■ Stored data

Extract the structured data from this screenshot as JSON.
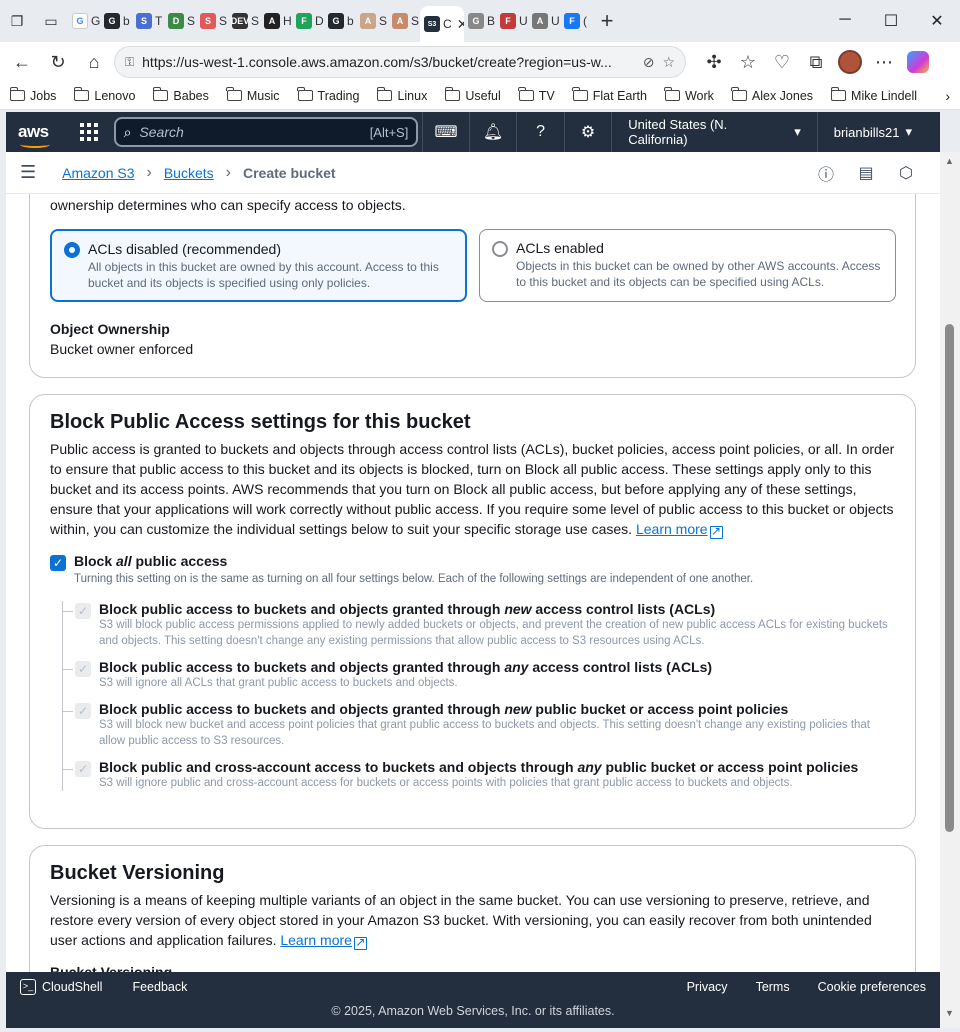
{
  "browser": {
    "tabs": [
      {
        "fav": "G",
        "color": "#ffffff",
        "text": "G"
      },
      {
        "fav": "gh",
        "color": "#24292f",
        "text": "b"
      },
      {
        "fav": "sh",
        "color": "#4a6fd1",
        "text": "T"
      },
      {
        "fav": "dl",
        "color": "#3c8a4a",
        "text": "S"
      },
      {
        "fav": "S",
        "color": "#e05a5a",
        "text": "S"
      },
      {
        "fav": "DEV",
        "color": "#333333",
        "text": "S"
      },
      {
        "fav": "ai",
        "color": "#222222",
        "text": "H"
      },
      {
        "fav": "fi",
        "color": "#1fa35b",
        "text": "D"
      },
      {
        "fav": "gh",
        "color": "#24292f",
        "text": "b"
      },
      {
        "fav": "av",
        "color": "#c9a58a",
        "text": "S"
      },
      {
        "fav": "av",
        "color": "#c98a6a",
        "text": "S"
      }
    ],
    "active_tab_text": "C",
    "tabs_after": [
      {
        "fav": "gl",
        "color": "#888888",
        "text": "B"
      },
      {
        "fav": "fl",
        "color": "#c23b3b",
        "text": "U"
      },
      {
        "fav": "av",
        "color": "#777777",
        "text": "U"
      },
      {
        "fav": "f",
        "color": "#1877f2",
        "text": "("
      }
    ],
    "url": "https://us-west-1.console.aws.amazon.com/s3/bucket/create?region=us-w...",
    "bookmarks": [
      "Jobs",
      "Lenovo",
      "Babes",
      "Music",
      "Trading",
      "Linux",
      "Useful",
      "TV",
      "Flat Earth",
      "Work",
      "Alex Jones",
      "Mike Lindell"
    ]
  },
  "aws_header": {
    "logo": "aws",
    "search_placeholder": "Search",
    "search_shortcut": "[Alt+S]",
    "region": "United States (N. California)",
    "account": "brianbills21"
  },
  "breadcrumb": {
    "items": [
      "Amazon S3",
      "Buckets"
    ],
    "current": "Create bucket"
  },
  "object_ownership": {
    "intro": "ownership determines who can specify access to objects.",
    "options": [
      {
        "title": "ACLs disabled (recommended)",
        "desc": "All objects in this bucket are owned by this account. Access to this bucket and its objects is specified using only policies.",
        "selected": true
      },
      {
        "title": "ACLs enabled",
        "desc": "Objects in this bucket can be owned by other AWS accounts. Access to this bucket and its objects can be specified using ACLs.",
        "selected": false
      }
    ],
    "label": "Object Ownership",
    "value": "Bucket owner enforced"
  },
  "block_public_access": {
    "title": "Block Public Access settings for this bucket",
    "description": "Public access is granted to buckets and objects through access control lists (ACLs), bucket policies, access point policies, or all. In order to ensure that public access to this bucket and its objects is blocked, turn on Block all public access. These settings apply only to this bucket and its access points. AWS recommends that you turn on Block all public access, but before applying any of these settings, ensure that your applications will work correctly without public access. If you require some level of public access to this bucket or objects within, you can customize the individual settings below to suit your specific storage use cases.",
    "learn_more": "Learn more",
    "block_all": {
      "pre": "Block ",
      "em": "all",
      "post": " public access",
      "desc": "Turning this setting on is the same as turning on all four settings below. Each of the following settings are independent of one another.",
      "checked": true
    },
    "settings": [
      {
        "pre": "Block public access to buckets and objects granted through ",
        "em": "new",
        "post": " access control lists (ACLs)",
        "desc": "S3 will block public access permissions applied to newly added buckets or objects, and prevent the creation of new public access ACLs for existing buckets and objects. This setting doesn't change any existing permissions that allow public access to S3 resources using ACLs."
      },
      {
        "pre": "Block public access to buckets and objects granted through ",
        "em": "any",
        "post": " access control lists (ACLs)",
        "desc": "S3 will ignore all ACLs that grant public access to buckets and objects."
      },
      {
        "pre": "Block public access to buckets and objects granted through ",
        "em": "new",
        "post": " public bucket or access point policies",
        "desc": "S3 will block new bucket and access point policies that grant public access to buckets and objects. This setting doesn't change any existing policies that allow public access to S3 resources."
      },
      {
        "pre": "Block public and cross-account access to buckets and objects through ",
        "em": "any",
        "post": " public bucket or access point policies",
        "desc": "S3 will ignore public and cross-account access for buckets or access points with policies that grant public access to buckets and objects."
      }
    ]
  },
  "versioning": {
    "title": "Bucket Versioning",
    "description": "Versioning is a means of keeping multiple variants of an object in the same bucket. You can use versioning to preserve, retrieve, and restore every version of every object stored in your Amazon S3 bucket. With versioning, you can easily recover from both unintended user actions and application failures.",
    "learn_more": "Learn more",
    "label": "Bucket Versioning"
  },
  "footer": {
    "cloudshell": "CloudShell",
    "feedback": "Feedback",
    "links": [
      "Privacy",
      "Terms",
      "Cookie preferences"
    ],
    "copyright": "© 2025, Amazon Web Services, Inc. or its affiliates."
  }
}
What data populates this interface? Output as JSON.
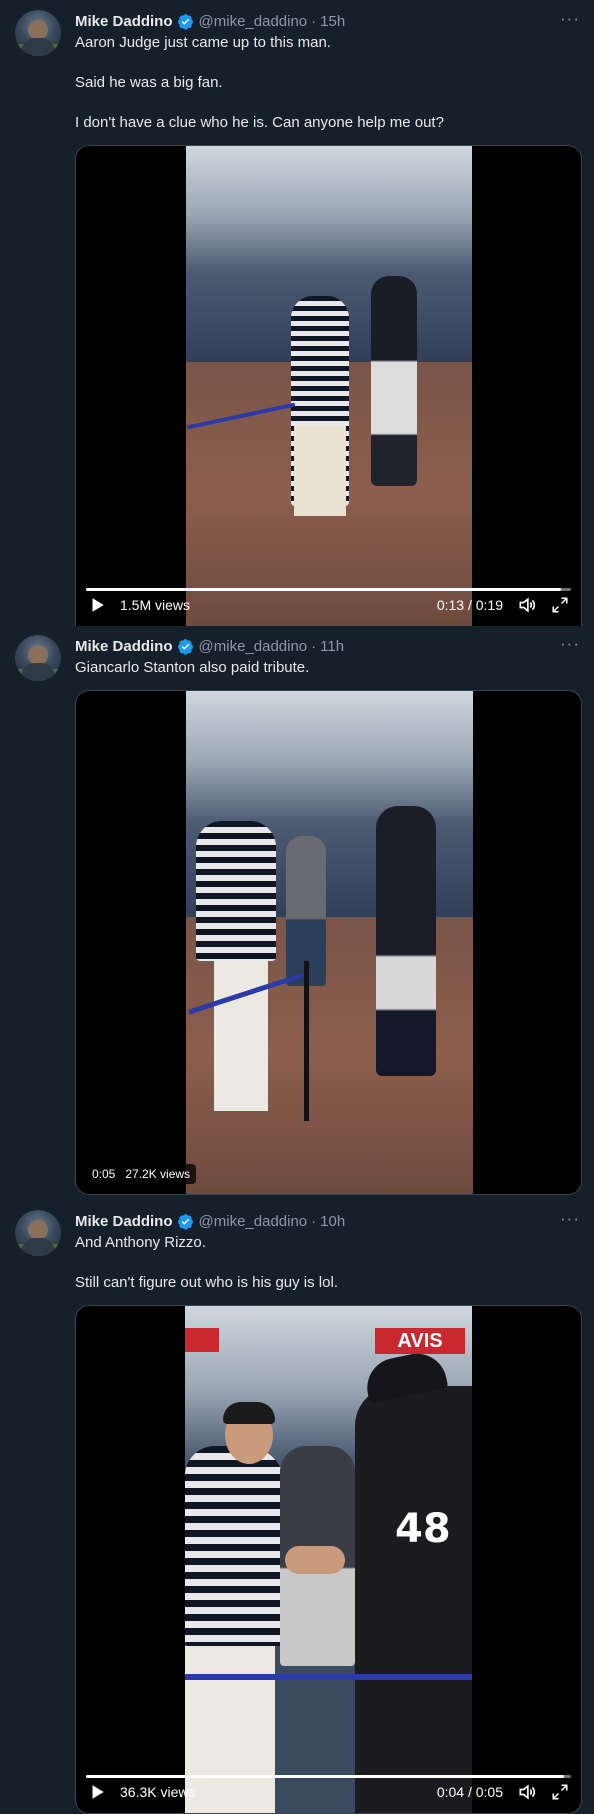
{
  "colors": {
    "background": "#15202b",
    "verified": "#1d9bf0",
    "secondary_text": "#8b98a5"
  },
  "tweets": [
    {
      "name": "Mike Daddino",
      "handle": "@mike_daddino",
      "dot": "·",
      "time": "15h",
      "more": "···",
      "lines": [
        "Aaron Judge just came up to this man.",
        "",
        "Said he was a big fan.",
        "",
        "I don't have a clue who he is. Can anyone help me out?"
      ],
      "video": {
        "views": "1.5M views",
        "time": "0:13 / 0:19",
        "progress": 0.98
      }
    },
    {
      "name": "Mike Daddino",
      "handle": "@mike_daddino",
      "dot": "·",
      "time": "11h",
      "more": "···",
      "lines": [
        "Giancarlo Stanton also paid tribute."
      ],
      "video": {
        "elapsed": "0:05",
        "views": "27.2K views"
      }
    },
    {
      "name": "Mike Daddino",
      "handle": "@mike_daddino",
      "dot": "·",
      "time": "10h",
      "more": "···",
      "lines": [
        "And Anthony Rizzo.",
        "",
        "Still can't figure out who is his guy is lol."
      ],
      "video": {
        "views": "36.3K views",
        "time": "0:04 / 0:05",
        "progress": 0.985,
        "sign": "AVIS",
        "jersey": "48"
      }
    }
  ]
}
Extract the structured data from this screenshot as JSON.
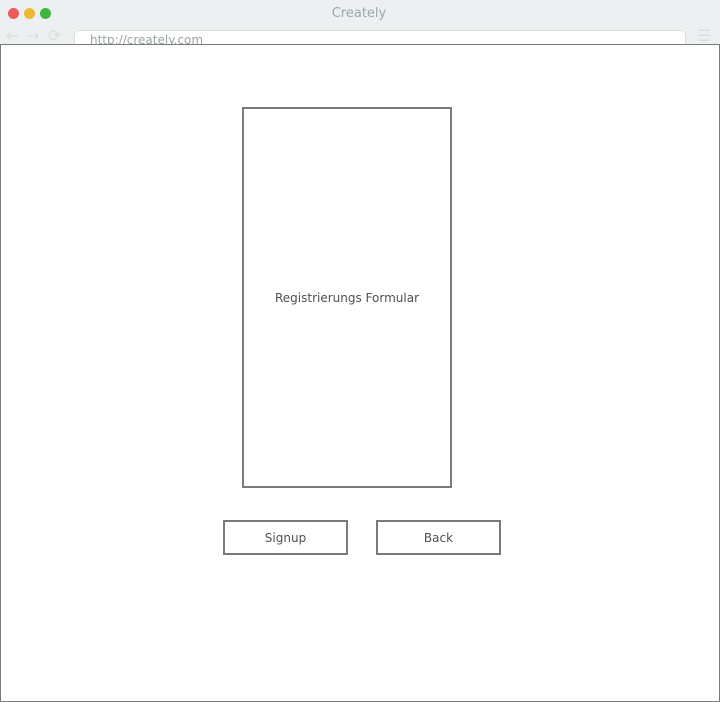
{
  "window": {
    "title": "Creately"
  },
  "browser": {
    "url": "http://creately.com",
    "icons": [
      "back-arrow-icon",
      "forward-arrow-icon",
      "reload-icon",
      "menu-icon"
    ]
  },
  "form": {
    "label": "Registrierungs Formular"
  },
  "buttons": {
    "signup": "Signup",
    "back": "Back"
  }
}
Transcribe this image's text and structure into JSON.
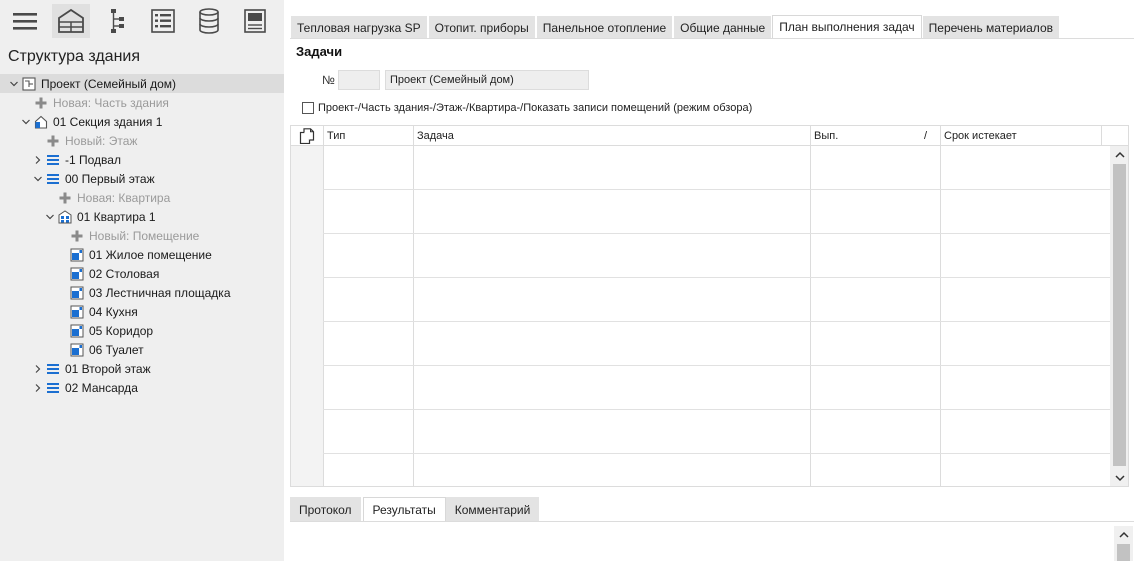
{
  "sidebar": {
    "title": "Структура здания",
    "toolbar": [
      {
        "icon": "menu-icon"
      },
      {
        "icon": "building-icon"
      },
      {
        "icon": "hierarchy-icon"
      },
      {
        "icon": "list-icon"
      },
      {
        "icon": "database-icon"
      },
      {
        "icon": "panel-icon"
      }
    ],
    "tree": [
      {
        "label": "Проект (Семейный дом)",
        "level": 0,
        "expand": "open",
        "icon": "project-icon",
        "selected": true
      },
      {
        "label": "Новая: Часть здания",
        "level": 1,
        "expand": "none",
        "icon": "plus-icon",
        "add": true
      },
      {
        "label": "01 Секция здания 1",
        "level": 1,
        "expand": "open",
        "icon": "house-icon"
      },
      {
        "label": "Новый: Этаж",
        "level": 2,
        "expand": "none",
        "icon": "plus-icon",
        "add": true
      },
      {
        "label": "-1 Подвал",
        "level": 2,
        "expand": "closed",
        "icon": "floor-icon"
      },
      {
        "label": "00 Первый этаж",
        "level": 2,
        "expand": "open",
        "icon": "floor-icon"
      },
      {
        "label": "Новая: Квартира",
        "level": 3,
        "expand": "none",
        "icon": "plus-icon",
        "add": true
      },
      {
        "label": "01 Квартира 1",
        "level": 3,
        "expand": "open",
        "icon": "apartment-icon"
      },
      {
        "label": "Новый: Помещение",
        "level": 4,
        "expand": "none",
        "icon": "plus-icon",
        "add": true
      },
      {
        "label": "01 Жилое помещение",
        "level": 4,
        "expand": "none",
        "icon": "room-icon"
      },
      {
        "label": "02 Столовая",
        "level": 4,
        "expand": "none",
        "icon": "room-icon"
      },
      {
        "label": "03 Лестничная площадка",
        "level": 4,
        "expand": "none",
        "icon": "room-icon"
      },
      {
        "label": "04 Кухня",
        "level": 4,
        "expand": "none",
        "icon": "room-icon"
      },
      {
        "label": "05 Коридор",
        "level": 4,
        "expand": "none",
        "icon": "room-icon"
      },
      {
        "label": "06 Туалет",
        "level": 4,
        "expand": "none",
        "icon": "room-icon"
      },
      {
        "label": "01 Второй этаж",
        "level": 2,
        "expand": "closed",
        "icon": "floor-icon"
      },
      {
        "label": "02 Мансарда",
        "level": 2,
        "expand": "closed",
        "icon": "floor-icon"
      }
    ]
  },
  "tabs": [
    {
      "label": "Тепловая нагрузка SP",
      "active": false
    },
    {
      "label": "Отопит. приборы",
      "active": false
    },
    {
      "label": "Панельное отопление",
      "active": false
    },
    {
      "label": "Общие данные",
      "active": false
    },
    {
      "label": "План выполнения задач",
      "active": true
    },
    {
      "label": "Перечень материалов",
      "active": false
    }
  ],
  "tasks": {
    "title": "Задачи",
    "number_label": "№",
    "number_value": "",
    "name_value": "Проект (Семейный дом)",
    "checkbox_label": "Проект-/Часть здания-/Этаж-/Квартира-/Показать записи помещений (режим обзора)",
    "checkbox_checked": false
  },
  "grid": {
    "columns": [
      {
        "label": "Тип"
      },
      {
        "label": "Задача"
      },
      {
        "label": "Вып."
      },
      {
        "label": "/"
      },
      {
        "label": "Срок истекает"
      }
    ],
    "row_count": 8
  },
  "bottom_tabs": [
    {
      "label": "Протокол",
      "active": false
    },
    {
      "label": "Результаты",
      "active": true
    },
    {
      "label": "Комментарий",
      "active": false
    }
  ],
  "colors": {
    "icon_blue": "#1b6fd1",
    "panel_bg": "#efefef",
    "selected_bg": "#dcdcdc",
    "tab_bg": "#e3e3e3",
    "disabled_text": "#9a9a9a"
  }
}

■ EXERCISE GOAL
Copy out every line from the records that has the word "views".

■ SOLVED PROBLEM
        "views": "1.5M views",
        "views": "27.2K views"
        "views": "36.3K views",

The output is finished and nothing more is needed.